WHAT TO DO:
Go through the lines below. Copy those with "JSON".

Dataset items:

★ ★ ★ ★

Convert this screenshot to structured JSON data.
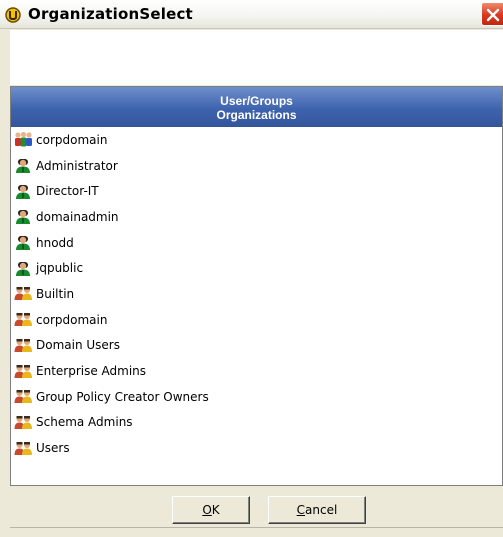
{
  "window": {
    "title": "OrganizationSelect",
    "app_icon": "organization-app-icon",
    "close_icon": "close-icon"
  },
  "panel": {
    "header_line1": "User/Groups",
    "header_line2": "Organizations",
    "header_color": "#3e63ae"
  },
  "items": [
    {
      "label": "corpdomain",
      "icon": "domain-icon"
    },
    {
      "label": "Administrator",
      "icon": "user-icon"
    },
    {
      "label": "Director-IT",
      "icon": "user-icon"
    },
    {
      "label": "domainadmin",
      "icon": "user-icon"
    },
    {
      "label": "hnodd",
      "icon": "user-icon"
    },
    {
      "label": "jqpublic",
      "icon": "user-icon"
    },
    {
      "label": "Builtin",
      "icon": "group-icon"
    },
    {
      "label": "corpdomain",
      "icon": "group-icon"
    },
    {
      "label": "Domain Users",
      "icon": "group-icon"
    },
    {
      "label": "Enterprise Admins",
      "icon": "group-icon"
    },
    {
      "label": "Group Policy Creator Owners",
      "icon": "group-icon"
    },
    {
      "label": "Schema Admins",
      "icon": "group-icon"
    },
    {
      "label": "Users",
      "icon": "group-icon"
    }
  ],
  "buttons": {
    "ok_mnemonic": "O",
    "ok_rest": "K",
    "cancel_mnemonic": "C",
    "cancel_rest": "ancel"
  }
}
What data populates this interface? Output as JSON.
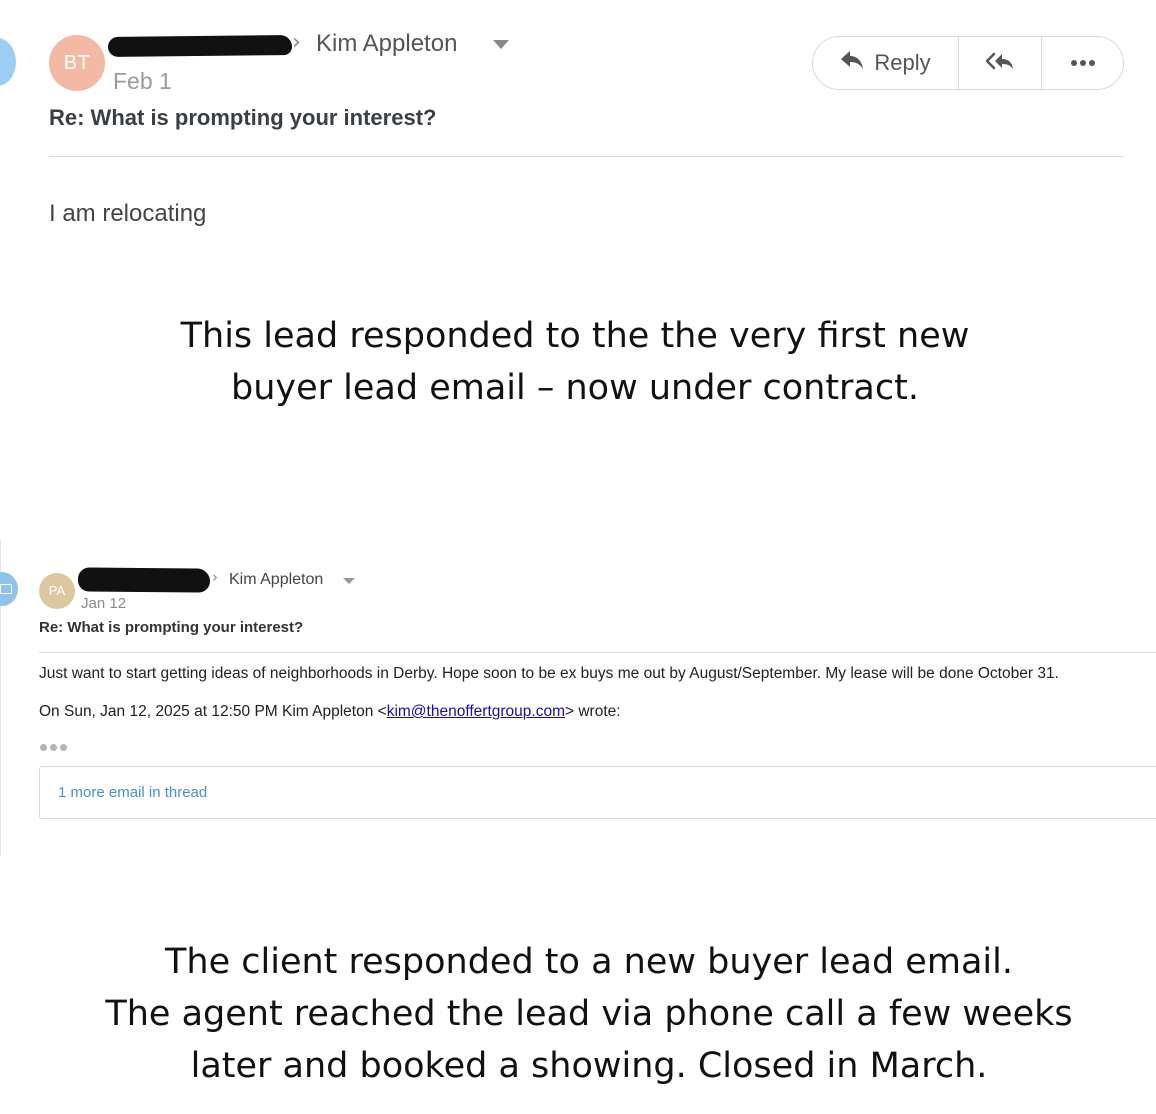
{
  "email1": {
    "avatar_initials": "BT",
    "recipient": "Kim Appleton",
    "date": "Feb 1",
    "subject": "Re: What is prompting your interest?",
    "body": "I am relocating",
    "actions": {
      "reply_label": "Reply",
      "reply_icon": "reply-arrow-icon",
      "reply_all_icon": "reply-all-arrows-icon",
      "more_icon": "ellipsis-icon"
    }
  },
  "caption1": {
    "line1": "This lead responded to the the very first new",
    "line2": "buyer lead email – now under contract."
  },
  "email2": {
    "avatar_initials": "PA",
    "recipient": "Kim Appleton",
    "date": "Jan 12",
    "subject": "Re: What is prompting your interest?",
    "body": "Just want to start getting ideas of neighborhoods in Derby. Hope soon to be ex buys me out by August/September. My lease will be done October 31.",
    "quote_prefix": "On Sun, Jan 12, 2025 at 12:50 PM Kim Appleton <",
    "quote_email": "kim@thenoffertgroup.com",
    "quote_suffix": "> wrote:",
    "thread_link": "1 more email in thread"
  },
  "caption2": {
    "line1": "The client responded to a new buyer lead email.",
    "line2": "The agent reached the lead via phone call a few weeks",
    "line3": "later and booked a showing. Closed in March."
  },
  "colors": {
    "avatar_bt": "#f4b9a4",
    "avatar_pa": "#ddc79f",
    "side_marker": "#9ccdf2",
    "link_blue": "#1a0dab",
    "thread_link": "#4a90c9"
  }
}
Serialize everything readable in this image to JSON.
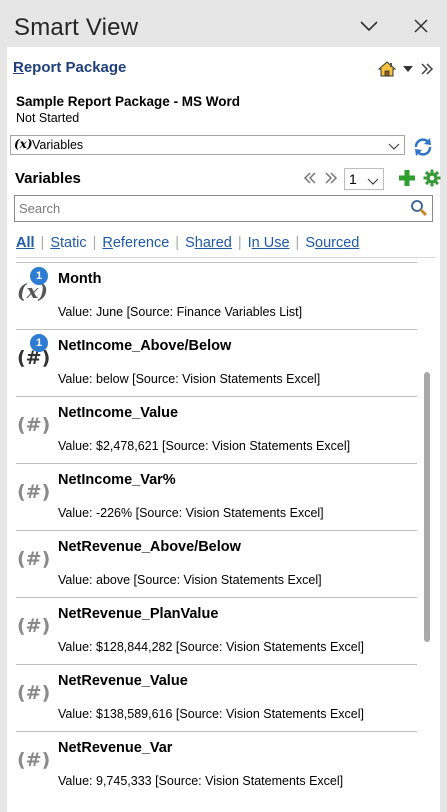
{
  "app": {
    "title": "Smart View"
  },
  "package": {
    "link_first": "R",
    "link_rest": "eport Package",
    "name": "Sample Report Package - MS Word",
    "status": "Not Started"
  },
  "selector": {
    "icon_text": "(x)",
    "value": "Variables"
  },
  "section": {
    "title": "Variables",
    "page": "1"
  },
  "search": {
    "placeholder": "Search"
  },
  "filters": [
    {
      "first": "A",
      "rest": "ll"
    },
    {
      "first": "S",
      "rest": "tatic"
    },
    {
      "first": "R",
      "rest": "eference"
    },
    {
      "first": "S",
      "rest": "hared"
    },
    {
      "first": "I",
      "rest": "n Use"
    },
    {
      "first": "S",
      "rest": "ourced"
    }
  ],
  "variables": [
    {
      "name": "Month",
      "value": "Value: June [Source: Finance Variables List]",
      "icon": "text-variable-icon",
      "badge": "1"
    },
    {
      "name": "NetIncome_Above/Below",
      "value": "Value: below [Source: Vision Statements Excel]",
      "icon": "numeric-variable-icon",
      "badge": "1"
    },
    {
      "name": "NetIncome_Value",
      "value": "Value:  $2,478,621  [Source: Vision Statements Excel]",
      "icon": "numeric-variable-icon"
    },
    {
      "name": "NetIncome_Var%",
      "value": "Value: -226% [Source: Vision Statements Excel]",
      "icon": "numeric-variable-icon"
    },
    {
      "name": "NetRevenue_Above/Below",
      "value": "Value: above [Source: Vision Statements Excel]",
      "icon": "numeric-variable-icon"
    },
    {
      "name": "NetRevenue_PlanValue",
      "value": "Value:  $128,844,282  [Source: Vision Statements Excel]",
      "icon": "numeric-variable-icon"
    },
    {
      "name": "NetRevenue_Value",
      "value": "Value:  $138,589,616  [Source: Vision Statements Excel]",
      "icon": "numeric-variable-icon"
    },
    {
      "name": "NetRevenue_Var",
      "value": "Value:  9,745,333  [Source: Vision Statements Excel]",
      "icon": "numeric-variable-icon"
    }
  ],
  "colors": {
    "accent": "#1f5aa6",
    "badge": "#2e7bd2",
    "add_green": "#2e9e2e"
  }
}
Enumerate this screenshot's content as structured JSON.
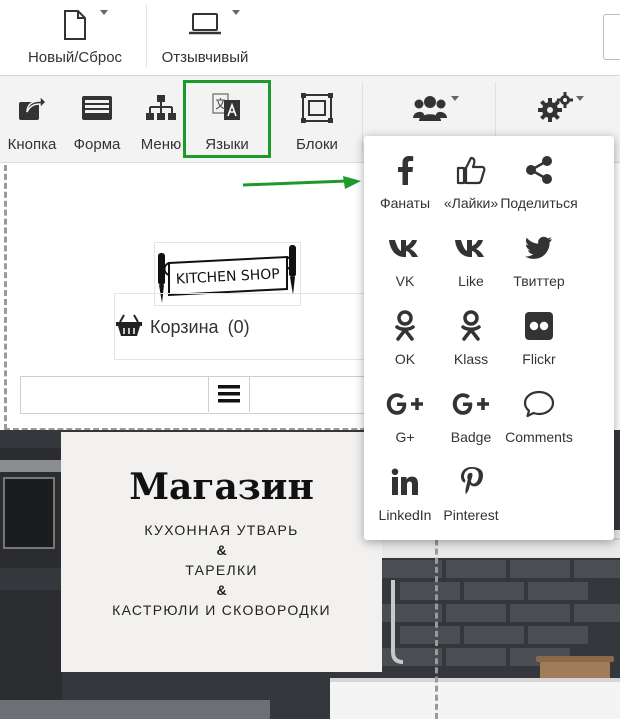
{
  "top_toolbar": {
    "new_reset_label": "Новый/Сброс",
    "responsive_label": "Отзывчивый"
  },
  "toolbar": {
    "button_label": "Кнопка",
    "form_label": "Форма",
    "menu_label": "Меню",
    "languages_label": "Языки",
    "blocks_label": "Блоки"
  },
  "canvas": {
    "logo_text": "KITCHEN SHOP",
    "cart_label": "Корзина",
    "cart_count": "(0)"
  },
  "hero": {
    "title": "Магазин",
    "line1": "КУХОННАЯ УТВАРЬ",
    "amp1": "&",
    "line2": "ТАРЕЛКИ",
    "amp2": "&",
    "line3": "КАСТРЮЛИ И СКОВОРОДКИ"
  },
  "social_menu": {
    "items": [
      {
        "label": "Фанаты",
        "icon": "facebook-icon"
      },
      {
        "label": "«Лайки»",
        "icon": "thumbs-up-icon"
      },
      {
        "label": "Поделиться",
        "icon": "share-icon"
      },
      {
        "label": "VK",
        "icon": "vk-icon"
      },
      {
        "label": "Like",
        "icon": "vk-like-icon"
      },
      {
        "label": "Твиттер",
        "icon": "twitter-icon"
      },
      {
        "label": "OK",
        "icon": "odnoklassniki-icon"
      },
      {
        "label": "Klass",
        "icon": "odnoklassniki-klass-icon"
      },
      {
        "label": "Flickr",
        "icon": "flickr-icon"
      },
      {
        "label": "G+",
        "icon": "google-plus-icon"
      },
      {
        "label": "Badge",
        "icon": "google-plus-badge-icon"
      },
      {
        "label": "Comments",
        "icon": "comment-icon"
      },
      {
        "label": "LinkedIn",
        "icon": "linkedin-icon"
      },
      {
        "label": "Pinterest",
        "icon": "pinterest-icon"
      }
    ]
  },
  "colors": {
    "highlight_green": "#1e9a2c",
    "icon_dark": "#333333",
    "toolbar_bg": "#f3f3f3"
  }
}
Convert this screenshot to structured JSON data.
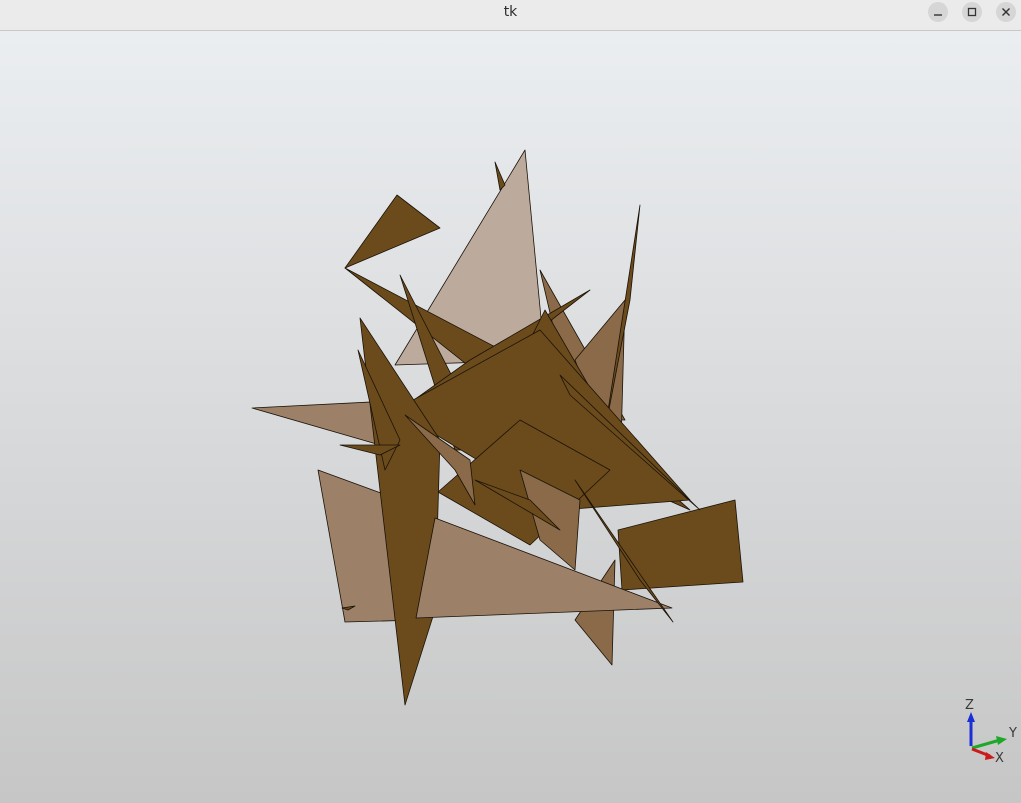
{
  "window": {
    "title": "tk",
    "controls": {
      "minimize_icon": "minimize-icon",
      "maximize_icon": "maximize-icon",
      "close_icon": "close-icon"
    }
  },
  "viewport": {
    "background_top": "#ebeef1",
    "background_bottom": "#c6c6c6",
    "shape_colors": {
      "dark": "#6b4b1c",
      "mid": "#8a6a48",
      "light": "#9c8068",
      "pale": "#bcaa9c",
      "edge": "#1a1208"
    }
  },
  "axes_triad": {
    "z_label": "Z",
    "y_label": "Y",
    "x_label": "X",
    "z_color": "#1a2fd6",
    "y_color": "#1ea82a",
    "x_color": "#cc1a1a"
  }
}
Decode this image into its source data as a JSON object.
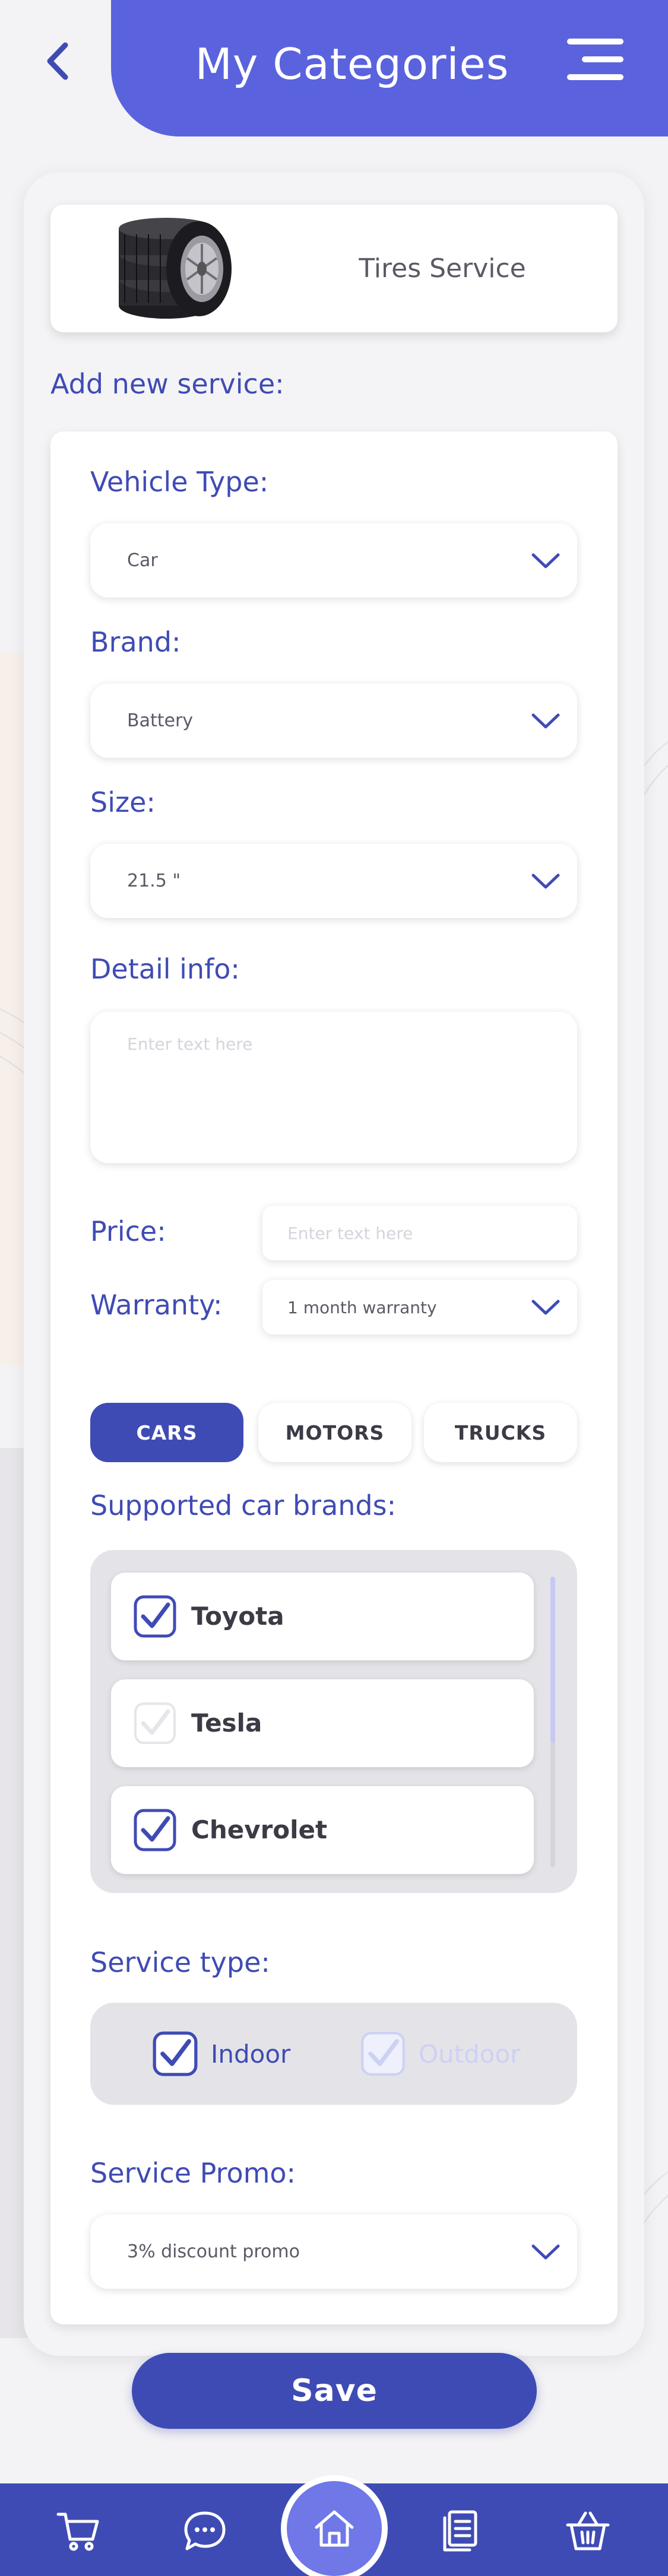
{
  "header": {
    "title": "My Categories",
    "back_icon": "chevron-left-icon",
    "menu_icon": "hamburger-menu-icon"
  },
  "category": {
    "name": "Tires Service",
    "image": "tires-stack"
  },
  "add_section_label": "Add new service:",
  "form": {
    "vehicle_type": {
      "label": "Vehicle Type:",
      "value": "Car"
    },
    "brand": {
      "label": "Brand:",
      "value": "Battery"
    },
    "size": {
      "label": "Size:",
      "value": "21.5 \""
    },
    "detail": {
      "label": "Detail info:",
      "placeholder": "Enter text here"
    },
    "price": {
      "label": "Price:",
      "placeholder": "Enter text here"
    },
    "warranty": {
      "label": "Warranty:",
      "value": "1 month warranty"
    }
  },
  "vehicle_tabs": [
    {
      "label": "CARS",
      "active": true
    },
    {
      "label": "MOTORS",
      "active": false
    },
    {
      "label": "TRUCKS",
      "active": false
    }
  ],
  "supported_brands": {
    "label": "Supported car brands:",
    "items": [
      {
        "name": "Toyota",
        "checked": true
      },
      {
        "name": "Tesla",
        "checked": false
      },
      {
        "name": "Chevrolet",
        "checked": true
      }
    ]
  },
  "service_type": {
    "label": "Service type:",
    "options": [
      {
        "label": "Indoor",
        "checked": true
      },
      {
        "label": "Outdoor",
        "checked": false
      }
    ]
  },
  "service_promo": {
    "label": "Service Promo:",
    "value": "3% discount promo"
  },
  "save_label": "Save",
  "bottom_nav": {
    "items": [
      "cart-icon",
      "chat-icon",
      "home-icon",
      "documents-icon",
      "basket-icon"
    ]
  },
  "colors": {
    "primary": "#3f4bb4",
    "header": "#5a63dd",
    "home_button": "#6f78e6"
  }
}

★ ★ ★ ★

OUTPUT OF THE TASK:
Convert this screenshot to structured JSON data.
What data populates this interface? Output as JSON.
Serialize everything readable in this image to JSON.
Enumerate this screenshot's content as structured JSON.
Convert this screenshot to structured JSON data.
Decode this image into its source data as a JSON object.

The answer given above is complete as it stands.